▸ **Given exercise**
Reproduce all of the lines below, swapping each "payment-cell" for "pmt-cell" and keeping everything else the same.

▸ **Data for this exercise**
-- BEGIN --
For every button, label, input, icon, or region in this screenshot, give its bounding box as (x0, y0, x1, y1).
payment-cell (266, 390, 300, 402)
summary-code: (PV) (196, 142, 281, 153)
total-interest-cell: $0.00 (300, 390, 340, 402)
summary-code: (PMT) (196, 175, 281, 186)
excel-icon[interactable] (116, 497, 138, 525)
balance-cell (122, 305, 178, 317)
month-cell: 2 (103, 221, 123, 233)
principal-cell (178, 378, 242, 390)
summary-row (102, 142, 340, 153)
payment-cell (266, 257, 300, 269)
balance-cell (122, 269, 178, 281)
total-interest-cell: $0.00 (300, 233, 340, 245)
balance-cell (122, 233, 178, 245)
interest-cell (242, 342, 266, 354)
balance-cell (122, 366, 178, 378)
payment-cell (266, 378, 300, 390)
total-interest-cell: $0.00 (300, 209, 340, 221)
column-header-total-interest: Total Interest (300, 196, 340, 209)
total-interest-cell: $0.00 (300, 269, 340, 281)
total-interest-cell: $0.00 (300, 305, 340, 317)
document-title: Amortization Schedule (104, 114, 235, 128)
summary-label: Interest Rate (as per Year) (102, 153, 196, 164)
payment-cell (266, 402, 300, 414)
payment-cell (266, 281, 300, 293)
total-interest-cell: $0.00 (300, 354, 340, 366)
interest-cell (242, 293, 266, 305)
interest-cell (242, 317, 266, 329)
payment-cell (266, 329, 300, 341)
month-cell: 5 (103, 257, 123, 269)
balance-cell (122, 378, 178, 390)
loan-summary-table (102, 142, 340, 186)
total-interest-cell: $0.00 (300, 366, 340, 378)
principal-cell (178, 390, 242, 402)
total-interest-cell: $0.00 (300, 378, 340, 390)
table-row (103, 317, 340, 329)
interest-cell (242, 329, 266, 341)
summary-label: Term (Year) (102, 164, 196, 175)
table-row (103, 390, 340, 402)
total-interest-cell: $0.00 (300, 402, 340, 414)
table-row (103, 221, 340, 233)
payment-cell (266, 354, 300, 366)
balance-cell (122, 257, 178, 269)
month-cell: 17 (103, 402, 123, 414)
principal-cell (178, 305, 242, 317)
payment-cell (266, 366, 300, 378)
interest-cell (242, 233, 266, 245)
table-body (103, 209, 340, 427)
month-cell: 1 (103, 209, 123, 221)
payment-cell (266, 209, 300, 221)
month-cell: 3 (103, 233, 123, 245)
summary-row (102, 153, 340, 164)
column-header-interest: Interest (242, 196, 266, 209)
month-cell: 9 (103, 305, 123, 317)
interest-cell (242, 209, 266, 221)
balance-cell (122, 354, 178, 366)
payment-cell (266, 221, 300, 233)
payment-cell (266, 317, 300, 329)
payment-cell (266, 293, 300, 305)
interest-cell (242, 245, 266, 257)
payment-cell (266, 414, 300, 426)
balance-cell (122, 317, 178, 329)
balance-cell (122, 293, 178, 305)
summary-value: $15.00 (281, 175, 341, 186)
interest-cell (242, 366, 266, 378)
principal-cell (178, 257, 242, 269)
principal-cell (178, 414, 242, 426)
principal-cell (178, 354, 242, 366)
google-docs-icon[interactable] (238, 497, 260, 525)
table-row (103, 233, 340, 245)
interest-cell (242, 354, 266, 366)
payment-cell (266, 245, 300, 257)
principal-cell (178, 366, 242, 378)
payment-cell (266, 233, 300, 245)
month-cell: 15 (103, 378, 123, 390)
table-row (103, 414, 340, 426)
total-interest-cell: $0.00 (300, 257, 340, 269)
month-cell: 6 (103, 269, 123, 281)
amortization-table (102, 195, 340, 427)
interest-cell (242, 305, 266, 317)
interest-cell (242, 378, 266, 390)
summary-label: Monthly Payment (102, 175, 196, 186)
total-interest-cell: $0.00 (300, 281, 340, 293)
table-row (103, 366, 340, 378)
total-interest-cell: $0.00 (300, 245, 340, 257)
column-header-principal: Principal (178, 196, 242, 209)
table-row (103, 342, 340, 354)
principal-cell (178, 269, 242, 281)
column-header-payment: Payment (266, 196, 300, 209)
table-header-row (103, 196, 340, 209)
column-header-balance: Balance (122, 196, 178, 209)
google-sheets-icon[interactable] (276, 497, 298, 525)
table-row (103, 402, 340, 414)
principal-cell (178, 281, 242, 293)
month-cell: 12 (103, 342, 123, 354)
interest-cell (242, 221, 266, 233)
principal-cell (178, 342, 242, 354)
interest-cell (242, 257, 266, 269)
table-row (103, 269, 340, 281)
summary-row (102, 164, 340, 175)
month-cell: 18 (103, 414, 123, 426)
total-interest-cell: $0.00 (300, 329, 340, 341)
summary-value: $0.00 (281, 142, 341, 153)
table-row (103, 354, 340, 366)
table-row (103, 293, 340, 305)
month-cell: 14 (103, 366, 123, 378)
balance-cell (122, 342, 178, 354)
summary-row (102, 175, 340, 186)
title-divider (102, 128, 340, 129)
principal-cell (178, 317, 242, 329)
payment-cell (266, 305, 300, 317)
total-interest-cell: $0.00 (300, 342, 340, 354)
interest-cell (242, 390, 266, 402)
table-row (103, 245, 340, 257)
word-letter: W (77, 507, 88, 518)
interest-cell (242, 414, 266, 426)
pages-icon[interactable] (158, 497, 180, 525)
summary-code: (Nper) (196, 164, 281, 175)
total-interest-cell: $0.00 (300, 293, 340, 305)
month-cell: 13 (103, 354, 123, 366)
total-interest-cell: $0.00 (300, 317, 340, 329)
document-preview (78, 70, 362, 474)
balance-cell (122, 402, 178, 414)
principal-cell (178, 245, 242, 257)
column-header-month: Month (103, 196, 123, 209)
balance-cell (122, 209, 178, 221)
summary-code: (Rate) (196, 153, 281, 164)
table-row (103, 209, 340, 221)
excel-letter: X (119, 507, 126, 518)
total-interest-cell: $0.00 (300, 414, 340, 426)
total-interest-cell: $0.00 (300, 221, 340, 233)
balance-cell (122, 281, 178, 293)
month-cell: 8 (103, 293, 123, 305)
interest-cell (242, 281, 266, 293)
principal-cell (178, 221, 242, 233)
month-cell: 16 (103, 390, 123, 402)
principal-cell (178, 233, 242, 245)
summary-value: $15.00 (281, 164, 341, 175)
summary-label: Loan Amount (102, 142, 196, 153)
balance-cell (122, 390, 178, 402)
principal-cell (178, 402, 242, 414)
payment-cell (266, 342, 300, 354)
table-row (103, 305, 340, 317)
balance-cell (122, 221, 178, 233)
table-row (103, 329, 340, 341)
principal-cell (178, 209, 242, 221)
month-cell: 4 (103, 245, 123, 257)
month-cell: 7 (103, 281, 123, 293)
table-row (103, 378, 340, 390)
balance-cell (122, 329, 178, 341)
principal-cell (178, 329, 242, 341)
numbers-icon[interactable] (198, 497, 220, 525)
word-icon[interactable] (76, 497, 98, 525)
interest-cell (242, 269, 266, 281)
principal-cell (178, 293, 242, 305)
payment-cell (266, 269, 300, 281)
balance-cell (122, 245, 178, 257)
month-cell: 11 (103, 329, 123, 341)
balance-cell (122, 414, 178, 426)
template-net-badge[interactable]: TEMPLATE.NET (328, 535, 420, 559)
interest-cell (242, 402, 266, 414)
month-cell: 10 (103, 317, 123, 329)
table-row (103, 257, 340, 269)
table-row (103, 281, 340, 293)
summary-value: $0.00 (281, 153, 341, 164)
-- END --
▸ **Expected output**
For every button, label, input, icon, or region in this screenshot, give its bounding box as (x0, y0, x1, y1).
pmt-cell (266, 390, 300, 402)
summary-code: (PV) (196, 142, 281, 153)
total-interest-cell: $0.00 (300, 390, 340, 402)
summary-code: (PMT) (196, 175, 281, 186)
excel-icon[interactable] (116, 497, 138, 525)
balance-cell (122, 305, 178, 317)
month-cell: 2 (103, 221, 123, 233)
principal-cell (178, 378, 242, 390)
summary-row (102, 142, 340, 153)
pmt-cell (266, 257, 300, 269)
balance-cell (122, 269, 178, 281)
total-interest-cell: $0.00 (300, 233, 340, 245)
balance-cell (122, 233, 178, 245)
interest-cell (242, 342, 266, 354)
balance-cell (122, 366, 178, 378)
pmt-cell (266, 378, 300, 390)
total-interest-cell: $0.00 (300, 209, 340, 221)
column-header-total-interest: Total Interest (300, 196, 340, 209)
total-interest-cell: $0.00 (300, 269, 340, 281)
total-interest-cell: $0.00 (300, 305, 340, 317)
document-title: Amortization Schedule (104, 114, 235, 128)
summary-label: Interest Rate (as per Year) (102, 153, 196, 164)
pmt-cell (266, 402, 300, 414)
pmt-cell (266, 281, 300, 293)
total-interest-cell: $0.00 (300, 354, 340, 366)
interest-cell (242, 293, 266, 305)
interest-cell (242, 317, 266, 329)
pmt-cell (266, 329, 300, 341)
month-cell: 5 (103, 257, 123, 269)
balance-cell (122, 378, 178, 390)
loan-summary-table (102, 142, 340, 186)
total-interest-cell: $0.00 (300, 366, 340, 378)
principal-cell (178, 390, 242, 402)
total-interest-cell: $0.00 (300, 378, 340, 390)
table-row (103, 317, 340, 329)
interest-cell (242, 329, 266, 341)
summary-label: Term (Year) (102, 164, 196, 175)
table-row (103, 390, 340, 402)
total-interest-cell: $0.00 (300, 402, 340, 414)
table-row (103, 221, 340, 233)
pmt-cell (266, 354, 300, 366)
balance-cell (122, 257, 178, 269)
month-cell: 17 (103, 402, 123, 414)
principal-cell (178, 305, 242, 317)
pmt-cell (266, 366, 300, 378)
interest-cell (242, 233, 266, 245)
table-body (103, 209, 340, 427)
month-cell: 1 (103, 209, 123, 221)
pmt-cell (266, 209, 300, 221)
month-cell: 3 (103, 233, 123, 245)
summary-row (102, 153, 340, 164)
column-header-interest: Interest (242, 196, 266, 209)
month-cell: 9 (103, 305, 123, 317)
interest-cell (242, 209, 266, 221)
balance-cell (122, 354, 178, 366)
pmt-cell (266, 221, 300, 233)
pmt-cell (266, 317, 300, 329)
pmt-cell (266, 293, 300, 305)
interest-cell (242, 245, 266, 257)
pmt-cell (266, 414, 300, 426)
balance-cell (122, 317, 178, 329)
balance-cell (122, 293, 178, 305)
summary-value: $15.00 (281, 175, 341, 186)
interest-cell (242, 366, 266, 378)
principal-cell (178, 257, 242, 269)
principal-cell (178, 414, 242, 426)
principal-cell (178, 354, 242, 366)
google-docs-icon[interactable] (238, 497, 260, 525)
table-row (103, 233, 340, 245)
interest-cell (242, 354, 266, 366)
pmt-cell (266, 245, 300, 257)
principal-cell (178, 366, 242, 378)
pmt-cell (266, 233, 300, 245)
month-cell: 15 (103, 378, 123, 390)
table-row (103, 414, 340, 426)
total-interest-cell: $0.00 (300, 257, 340, 269)
month-cell: 6 (103, 269, 123, 281)
amortization-table (102, 195, 340, 427)
interest-cell (242, 305, 266, 317)
interest-cell (242, 378, 266, 390)
summary-label: Monthly Payment (102, 175, 196, 186)
total-interest-cell: $0.00 (300, 281, 340, 293)
table-row (103, 366, 340, 378)
total-interest-cell: $0.00 (300, 245, 340, 257)
column-header-principal: Principal (178, 196, 242, 209)
table-row (103, 342, 340, 354)
principal-cell (178, 269, 242, 281)
column-header-payment: Payment (266, 196, 300, 209)
table-header-row (103, 196, 340, 209)
column-header-balance: Balance (122, 196, 178, 209)
google-sheets-icon[interactable] (276, 497, 298, 525)
table-row (103, 402, 340, 414)
principal-cell (178, 281, 242, 293)
month-cell: 12 (103, 342, 123, 354)
interest-cell (242, 221, 266, 233)
principal-cell (178, 342, 242, 354)
interest-cell (242, 257, 266, 269)
table-row (103, 269, 340, 281)
summary-row (102, 164, 340, 175)
month-cell: 18 (103, 414, 123, 426)
total-interest-cell: $0.00 (300, 329, 340, 341)
summary-value: $0.00 (281, 142, 341, 153)
table-row (103, 354, 340, 366)
table-row (103, 293, 340, 305)
month-cell: 14 (103, 366, 123, 378)
balance-cell (122, 342, 178, 354)
summary-row (102, 175, 340, 186)
title-divider (102, 128, 340, 129)
principal-cell (178, 317, 242, 329)
pmt-cell (266, 305, 300, 317)
total-interest-cell: $0.00 (300, 342, 340, 354)
interest-cell (242, 390, 266, 402)
table-row (103, 245, 340, 257)
word-letter: W (77, 507, 88, 518)
interest-cell (242, 414, 266, 426)
pages-icon[interactable] (158, 497, 180, 525)
summary-code: (Nper) (196, 164, 281, 175)
total-interest-cell: $0.00 (300, 293, 340, 305)
month-cell: 13 (103, 354, 123, 366)
total-interest-cell: $0.00 (300, 317, 340, 329)
document-preview (78, 70, 362, 474)
balance-cell (122, 402, 178, 414)
principal-cell (178, 245, 242, 257)
column-header-month: Month (103, 196, 123, 209)
balance-cell (122, 209, 178, 221)
summary-code: (Rate) (196, 153, 281, 164)
table-row (103, 209, 340, 221)
excel-letter: X (119, 507, 126, 518)
total-interest-cell: $0.00 (300, 414, 340, 426)
total-interest-cell: $0.00 (300, 221, 340, 233)
balance-cell (122, 281, 178, 293)
month-cell: 8 (103, 293, 123, 305)
interest-cell (242, 281, 266, 293)
principal-cell (178, 221, 242, 233)
month-cell: 16 (103, 390, 123, 402)
principal-cell (178, 233, 242, 245)
summary-value: $15.00 (281, 164, 341, 175)
summary-label: Loan Amount (102, 142, 196, 153)
balance-cell (122, 390, 178, 402)
principal-cell (178, 402, 242, 414)
pmt-cell (266, 342, 300, 354)
table-row (103, 305, 340, 317)
balance-cell (122, 221, 178, 233)
table-row (103, 329, 340, 341)
principal-cell (178, 209, 242, 221)
month-cell: 4 (103, 245, 123, 257)
month-cell: 7 (103, 281, 123, 293)
table-row (103, 378, 340, 390)
balance-cell (122, 329, 178, 341)
principal-cell (178, 329, 242, 341)
numbers-icon[interactable] (198, 497, 220, 525)
word-icon[interactable] (76, 497, 98, 525)
interest-cell (242, 269, 266, 281)
principal-cell (178, 293, 242, 305)
pmt-cell (266, 269, 300, 281)
balance-cell (122, 245, 178, 257)
month-cell: 11 (103, 329, 123, 341)
balance-cell (122, 414, 178, 426)
template-net-badge[interactable]: TEMPLATE.NET (328, 535, 420, 559)
interest-cell (242, 402, 266, 414)
month-cell: 10 (103, 317, 123, 329)
table-row (103, 257, 340, 269)
table-row (103, 281, 340, 293)
summary-value: $0.00 (281, 153, 341, 164)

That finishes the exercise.